▸ **Given exercise**
Copy every line in the records below that contains the word "Junior".

* START *

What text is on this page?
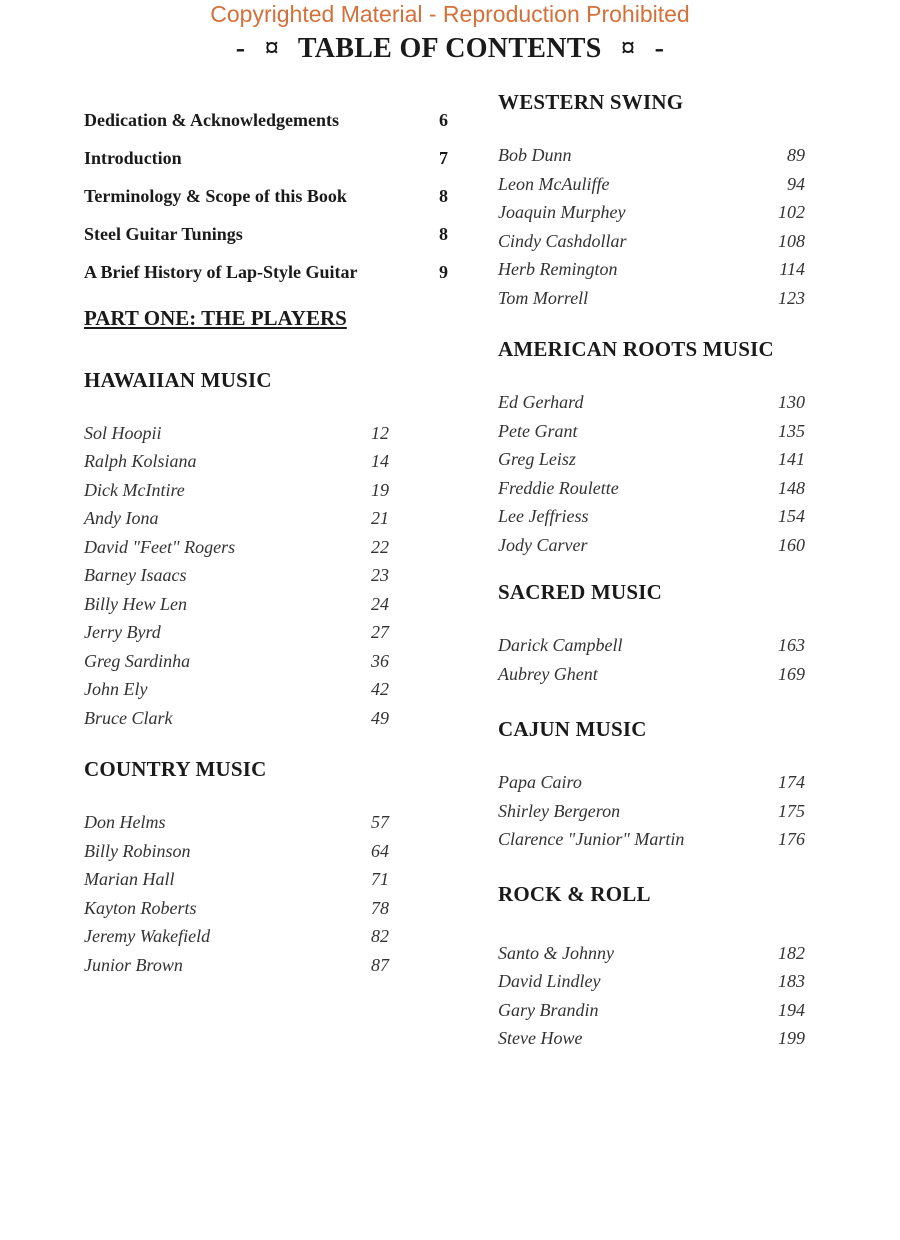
Copyrighted Material - Reproduction Prohibited
- ¤ TABLE OF CONTENTS ¤ -
Dedication & Acknowledgements	6
Introduction	7
Terminology & Scope of this Book	8
Steel Guitar Tunings	8
A Brief History of Lap-Style Guitar	9
PART ONE: THE PLAYERS
HAWAIIAN MUSIC
Sol Hoopii	12
Ralph Kolsiana	14
Dick McIntire	19
Andy Iona	21
David "Feet" Rogers	22
Barney Isaacs	23
Billy Hew Len	24
Jerry Byrd	27
Greg Sardinha	36
John Ely	42
Bruce Clark	49
COUNTRY MUSIC
Don Helms	57
Billy Robinson	64
Marian Hall	71
Kayton Roberts	78
Jeremy Wakefield	82
Junior Brown	87
WESTERN SWING
Bob Dunn	89
Leon McAuliffe	94
Joaquin Murphey	102
Cindy Cashdollar	108
Herb Remington	114
Tom Morrell	123
AMERICAN ROOTS MUSIC
Ed Gerhard	130
Pete Grant	135
Greg Leisz	141
Freddie Roulette	148
Lee Jeffriess	154
Jody Carver	160
SACRED MUSIC
Darick Campbell	163
Aubrey Ghent	169
CAJUN MUSIC
Papa Cairo	174
Shirley Bergeron	175
Clarence "Junior" Martin	176
ROCK & ROLL
Santo & Johnny	182
David Lindley	183
Gary Brandin	194
Steve Howe	199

* END *

▸ **Exercise answer**
Junior Brown	87
Clarence "Junior" Martin	176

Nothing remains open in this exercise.